= OBJECTIVE =
Rewrite the lines from the start down to and including the line that contains "297, 265, 337]" as a numbered list, leaving out any blank lines.

= DATA SUPPLIED =
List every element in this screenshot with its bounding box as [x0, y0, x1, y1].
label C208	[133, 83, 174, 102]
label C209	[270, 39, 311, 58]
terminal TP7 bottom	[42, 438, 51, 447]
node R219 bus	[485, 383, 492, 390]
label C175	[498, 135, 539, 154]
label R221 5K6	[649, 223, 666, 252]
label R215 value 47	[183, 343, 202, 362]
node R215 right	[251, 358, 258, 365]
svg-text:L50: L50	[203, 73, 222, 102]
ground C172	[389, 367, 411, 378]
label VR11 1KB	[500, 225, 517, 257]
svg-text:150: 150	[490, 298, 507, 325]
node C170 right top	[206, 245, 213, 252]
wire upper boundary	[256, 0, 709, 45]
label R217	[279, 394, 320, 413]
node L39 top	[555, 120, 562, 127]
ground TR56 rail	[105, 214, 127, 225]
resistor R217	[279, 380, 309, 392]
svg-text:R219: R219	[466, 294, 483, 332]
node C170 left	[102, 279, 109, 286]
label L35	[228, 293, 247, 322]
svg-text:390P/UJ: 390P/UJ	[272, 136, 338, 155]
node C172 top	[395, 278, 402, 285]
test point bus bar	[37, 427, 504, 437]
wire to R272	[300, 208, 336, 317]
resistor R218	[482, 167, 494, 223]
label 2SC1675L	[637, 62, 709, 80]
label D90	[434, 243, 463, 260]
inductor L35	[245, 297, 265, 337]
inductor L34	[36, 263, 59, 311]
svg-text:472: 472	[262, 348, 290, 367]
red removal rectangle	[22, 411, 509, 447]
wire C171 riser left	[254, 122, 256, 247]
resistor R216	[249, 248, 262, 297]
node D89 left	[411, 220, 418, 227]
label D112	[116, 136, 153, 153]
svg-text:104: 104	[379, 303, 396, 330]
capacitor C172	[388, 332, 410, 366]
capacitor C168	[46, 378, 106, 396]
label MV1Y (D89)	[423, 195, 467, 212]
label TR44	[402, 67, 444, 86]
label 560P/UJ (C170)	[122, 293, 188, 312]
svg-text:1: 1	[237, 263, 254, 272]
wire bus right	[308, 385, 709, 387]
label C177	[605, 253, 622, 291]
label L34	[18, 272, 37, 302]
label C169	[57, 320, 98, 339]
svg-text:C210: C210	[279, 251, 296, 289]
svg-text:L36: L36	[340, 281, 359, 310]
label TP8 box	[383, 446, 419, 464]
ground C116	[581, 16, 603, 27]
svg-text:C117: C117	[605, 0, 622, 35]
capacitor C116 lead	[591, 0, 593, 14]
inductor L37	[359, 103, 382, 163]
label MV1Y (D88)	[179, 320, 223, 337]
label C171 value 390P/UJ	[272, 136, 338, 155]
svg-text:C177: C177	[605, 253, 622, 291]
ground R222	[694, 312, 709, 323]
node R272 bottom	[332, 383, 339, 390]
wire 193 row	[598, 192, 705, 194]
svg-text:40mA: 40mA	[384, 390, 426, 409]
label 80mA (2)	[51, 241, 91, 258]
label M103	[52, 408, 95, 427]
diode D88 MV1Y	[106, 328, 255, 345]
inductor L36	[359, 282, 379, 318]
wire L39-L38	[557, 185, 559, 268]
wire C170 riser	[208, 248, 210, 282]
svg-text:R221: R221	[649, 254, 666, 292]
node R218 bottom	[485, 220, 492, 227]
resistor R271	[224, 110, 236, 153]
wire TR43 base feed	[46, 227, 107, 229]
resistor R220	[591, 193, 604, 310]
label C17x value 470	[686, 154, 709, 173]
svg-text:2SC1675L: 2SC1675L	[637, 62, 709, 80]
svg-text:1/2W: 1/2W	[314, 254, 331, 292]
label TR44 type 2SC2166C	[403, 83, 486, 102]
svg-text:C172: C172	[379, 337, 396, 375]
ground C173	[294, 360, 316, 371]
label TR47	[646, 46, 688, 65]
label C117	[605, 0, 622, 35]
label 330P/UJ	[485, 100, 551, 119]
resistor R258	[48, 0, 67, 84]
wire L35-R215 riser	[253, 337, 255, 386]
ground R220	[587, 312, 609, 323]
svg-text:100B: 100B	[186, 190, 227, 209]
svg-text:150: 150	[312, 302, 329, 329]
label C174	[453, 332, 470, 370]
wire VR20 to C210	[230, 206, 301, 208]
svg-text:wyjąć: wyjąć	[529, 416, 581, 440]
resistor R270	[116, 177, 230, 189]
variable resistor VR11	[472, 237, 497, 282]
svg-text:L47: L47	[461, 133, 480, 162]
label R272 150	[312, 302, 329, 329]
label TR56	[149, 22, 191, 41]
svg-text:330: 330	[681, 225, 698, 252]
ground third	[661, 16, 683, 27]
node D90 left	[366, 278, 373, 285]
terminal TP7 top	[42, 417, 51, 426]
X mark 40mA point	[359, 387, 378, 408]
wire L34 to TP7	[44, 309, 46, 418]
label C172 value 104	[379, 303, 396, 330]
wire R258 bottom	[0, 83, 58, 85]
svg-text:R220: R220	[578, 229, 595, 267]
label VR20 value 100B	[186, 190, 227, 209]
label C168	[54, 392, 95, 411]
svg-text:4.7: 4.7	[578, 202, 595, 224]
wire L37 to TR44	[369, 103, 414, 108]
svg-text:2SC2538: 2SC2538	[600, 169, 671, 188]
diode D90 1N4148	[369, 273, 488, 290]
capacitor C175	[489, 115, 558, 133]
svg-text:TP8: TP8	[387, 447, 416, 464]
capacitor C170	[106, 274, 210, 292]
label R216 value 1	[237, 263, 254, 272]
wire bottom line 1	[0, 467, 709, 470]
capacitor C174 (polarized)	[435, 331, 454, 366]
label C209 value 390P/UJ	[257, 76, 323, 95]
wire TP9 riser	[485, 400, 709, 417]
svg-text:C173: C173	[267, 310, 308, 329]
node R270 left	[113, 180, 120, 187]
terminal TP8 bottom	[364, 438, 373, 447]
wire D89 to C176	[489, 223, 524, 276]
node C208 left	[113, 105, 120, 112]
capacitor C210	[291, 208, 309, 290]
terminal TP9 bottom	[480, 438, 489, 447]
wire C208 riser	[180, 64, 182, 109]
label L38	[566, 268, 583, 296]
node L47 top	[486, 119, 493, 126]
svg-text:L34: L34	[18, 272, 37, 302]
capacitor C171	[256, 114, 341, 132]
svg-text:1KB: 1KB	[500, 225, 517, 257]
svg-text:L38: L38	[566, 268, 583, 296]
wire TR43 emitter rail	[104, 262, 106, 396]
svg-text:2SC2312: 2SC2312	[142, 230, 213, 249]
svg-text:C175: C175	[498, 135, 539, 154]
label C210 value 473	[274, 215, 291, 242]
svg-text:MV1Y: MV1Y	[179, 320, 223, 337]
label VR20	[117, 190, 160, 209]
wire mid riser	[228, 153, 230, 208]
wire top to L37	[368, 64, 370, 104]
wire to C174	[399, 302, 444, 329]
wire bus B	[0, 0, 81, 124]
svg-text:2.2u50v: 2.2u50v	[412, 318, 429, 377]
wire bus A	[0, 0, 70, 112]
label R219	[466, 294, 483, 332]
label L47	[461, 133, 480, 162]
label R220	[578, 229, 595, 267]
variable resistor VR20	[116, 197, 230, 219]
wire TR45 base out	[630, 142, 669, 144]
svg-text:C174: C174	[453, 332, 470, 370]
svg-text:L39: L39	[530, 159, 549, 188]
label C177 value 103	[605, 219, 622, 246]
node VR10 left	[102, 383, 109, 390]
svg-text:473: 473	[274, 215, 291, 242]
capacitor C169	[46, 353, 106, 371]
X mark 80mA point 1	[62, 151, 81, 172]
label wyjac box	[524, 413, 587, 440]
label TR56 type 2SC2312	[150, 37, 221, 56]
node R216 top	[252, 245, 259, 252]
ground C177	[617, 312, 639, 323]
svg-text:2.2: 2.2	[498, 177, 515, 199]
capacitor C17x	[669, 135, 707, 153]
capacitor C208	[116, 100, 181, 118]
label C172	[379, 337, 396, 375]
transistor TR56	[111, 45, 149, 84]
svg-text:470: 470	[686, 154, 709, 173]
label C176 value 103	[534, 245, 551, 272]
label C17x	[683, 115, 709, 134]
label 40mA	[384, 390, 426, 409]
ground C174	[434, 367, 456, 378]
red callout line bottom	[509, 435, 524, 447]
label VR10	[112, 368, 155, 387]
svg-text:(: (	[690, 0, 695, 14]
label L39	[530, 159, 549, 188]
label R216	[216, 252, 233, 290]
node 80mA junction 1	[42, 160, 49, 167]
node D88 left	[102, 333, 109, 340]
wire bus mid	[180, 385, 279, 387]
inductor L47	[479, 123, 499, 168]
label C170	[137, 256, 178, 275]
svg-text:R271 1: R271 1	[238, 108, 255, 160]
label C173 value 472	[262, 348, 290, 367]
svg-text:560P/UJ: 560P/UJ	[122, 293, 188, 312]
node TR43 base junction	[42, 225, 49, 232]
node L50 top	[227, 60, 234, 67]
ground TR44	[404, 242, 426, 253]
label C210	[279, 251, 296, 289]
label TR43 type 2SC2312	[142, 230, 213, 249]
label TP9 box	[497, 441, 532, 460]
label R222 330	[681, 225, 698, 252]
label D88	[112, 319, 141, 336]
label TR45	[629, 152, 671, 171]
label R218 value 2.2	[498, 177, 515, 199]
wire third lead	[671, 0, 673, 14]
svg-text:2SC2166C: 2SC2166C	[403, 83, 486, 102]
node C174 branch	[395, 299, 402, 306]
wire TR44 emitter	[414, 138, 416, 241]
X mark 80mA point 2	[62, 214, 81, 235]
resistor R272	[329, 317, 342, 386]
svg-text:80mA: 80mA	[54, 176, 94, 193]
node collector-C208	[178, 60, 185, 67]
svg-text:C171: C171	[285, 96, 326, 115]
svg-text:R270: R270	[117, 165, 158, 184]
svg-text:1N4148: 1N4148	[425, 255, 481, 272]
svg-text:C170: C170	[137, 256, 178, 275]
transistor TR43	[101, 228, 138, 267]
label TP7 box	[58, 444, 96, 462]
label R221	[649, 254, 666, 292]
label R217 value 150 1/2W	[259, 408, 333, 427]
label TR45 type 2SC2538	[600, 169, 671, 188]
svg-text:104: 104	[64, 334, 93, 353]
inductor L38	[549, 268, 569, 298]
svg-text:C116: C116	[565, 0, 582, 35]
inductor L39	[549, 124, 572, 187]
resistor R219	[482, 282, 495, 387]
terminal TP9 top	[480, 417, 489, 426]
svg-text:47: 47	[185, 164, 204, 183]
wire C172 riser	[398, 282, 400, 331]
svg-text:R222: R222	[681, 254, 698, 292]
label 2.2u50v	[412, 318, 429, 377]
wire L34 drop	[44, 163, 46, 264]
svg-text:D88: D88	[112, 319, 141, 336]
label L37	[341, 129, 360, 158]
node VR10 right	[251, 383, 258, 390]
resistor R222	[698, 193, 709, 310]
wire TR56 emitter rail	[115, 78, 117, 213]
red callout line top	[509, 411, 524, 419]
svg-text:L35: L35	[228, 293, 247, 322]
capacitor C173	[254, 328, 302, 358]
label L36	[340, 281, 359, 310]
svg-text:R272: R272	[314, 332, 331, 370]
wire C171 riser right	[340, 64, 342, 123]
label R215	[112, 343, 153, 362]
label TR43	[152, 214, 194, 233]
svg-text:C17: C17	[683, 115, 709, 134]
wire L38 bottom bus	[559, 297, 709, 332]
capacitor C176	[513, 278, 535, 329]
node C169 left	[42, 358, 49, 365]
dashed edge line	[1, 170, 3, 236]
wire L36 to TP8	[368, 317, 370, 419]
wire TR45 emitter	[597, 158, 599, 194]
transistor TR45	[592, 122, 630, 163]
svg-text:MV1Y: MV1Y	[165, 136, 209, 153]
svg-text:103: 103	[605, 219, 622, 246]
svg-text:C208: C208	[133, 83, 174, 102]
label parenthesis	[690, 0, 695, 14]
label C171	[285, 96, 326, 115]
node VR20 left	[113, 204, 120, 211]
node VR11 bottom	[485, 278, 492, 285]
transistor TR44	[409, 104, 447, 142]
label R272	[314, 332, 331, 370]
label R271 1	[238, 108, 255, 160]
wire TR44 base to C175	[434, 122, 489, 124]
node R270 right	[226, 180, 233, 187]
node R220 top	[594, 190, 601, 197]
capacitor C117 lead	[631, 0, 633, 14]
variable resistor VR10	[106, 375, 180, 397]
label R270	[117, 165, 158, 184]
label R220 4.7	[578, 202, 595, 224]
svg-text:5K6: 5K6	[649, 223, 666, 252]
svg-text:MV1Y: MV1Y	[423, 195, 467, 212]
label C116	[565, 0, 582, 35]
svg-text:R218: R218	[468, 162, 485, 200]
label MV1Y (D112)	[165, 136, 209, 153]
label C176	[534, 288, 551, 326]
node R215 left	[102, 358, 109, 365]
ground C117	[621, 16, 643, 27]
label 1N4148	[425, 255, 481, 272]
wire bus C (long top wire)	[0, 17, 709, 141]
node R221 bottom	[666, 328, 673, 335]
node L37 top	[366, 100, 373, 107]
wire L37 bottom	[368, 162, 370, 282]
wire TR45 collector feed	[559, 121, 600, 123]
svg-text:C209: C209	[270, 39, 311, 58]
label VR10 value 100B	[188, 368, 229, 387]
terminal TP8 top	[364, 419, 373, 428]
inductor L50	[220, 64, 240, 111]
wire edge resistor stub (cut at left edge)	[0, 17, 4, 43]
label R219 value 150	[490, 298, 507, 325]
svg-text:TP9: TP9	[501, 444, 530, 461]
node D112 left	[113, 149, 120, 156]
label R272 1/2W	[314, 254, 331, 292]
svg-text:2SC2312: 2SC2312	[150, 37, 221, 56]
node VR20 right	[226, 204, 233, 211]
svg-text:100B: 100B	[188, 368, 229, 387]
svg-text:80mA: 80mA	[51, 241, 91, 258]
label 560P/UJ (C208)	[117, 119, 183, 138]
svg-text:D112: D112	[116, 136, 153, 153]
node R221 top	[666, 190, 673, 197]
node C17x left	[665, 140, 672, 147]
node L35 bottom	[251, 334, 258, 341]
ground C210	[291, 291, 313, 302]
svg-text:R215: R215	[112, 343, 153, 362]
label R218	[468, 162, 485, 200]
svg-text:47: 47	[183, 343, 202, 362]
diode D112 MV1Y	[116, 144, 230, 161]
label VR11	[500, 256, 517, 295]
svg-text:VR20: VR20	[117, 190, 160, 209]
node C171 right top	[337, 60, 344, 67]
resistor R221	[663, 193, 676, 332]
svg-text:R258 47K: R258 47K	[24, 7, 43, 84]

= WRITTEN REPLY =
1. List every element in this screenshot with its bounding box as [x0, y0, x1, y1].
2. label C208	[133, 83, 174, 102]
3. label C209	[270, 39, 311, 58]
4. terminal TP7 bottom	[42, 438, 51, 447]
5. node R219 bus	[485, 383, 492, 390]
6. label C175	[498, 135, 539, 154]
7. label R221 5K6	[649, 223, 666, 252]
8. label R215 value 47	[183, 343, 202, 362]
9. node R215 right	[251, 358, 258, 365]
10. svg-text:L50: L50	[203, 73, 222, 102]
11. ground C172	[389, 367, 411, 378]
12. label VR11 1KB	[500, 225, 517, 257]
13. svg-text:150: 150	[490, 298, 507, 325]
14. node C170 right top	[206, 245, 213, 252]
15. wire upper boundary	[256, 0, 709, 45]
16. label R217	[279, 394, 320, 413]
17. node L39 top	[555, 120, 562, 127]
18. ground TR56 rail	[105, 214, 127, 225]
19. resistor R217	[279, 380, 309, 392]
20. svg-text:R219: R219	[466, 294, 483, 332]
21. node C170 left	[102, 279, 109, 286]
22. label L35	[228, 293, 247, 322]
23. svg-text:390P/UJ: 390P/UJ	[272, 136, 338, 155]
24. node C172 top	[395, 278, 402, 285]
25. test point bus bar	[37, 427, 504, 437]
26. wire to R272	[300, 208, 336, 317]
27. resistor R218	[482, 167, 494, 223]
28. label 2SC1675L	[637, 62, 709, 80]
29. label D90	[434, 243, 463, 260]
30. inductor L35	[245, 297, 265, 337]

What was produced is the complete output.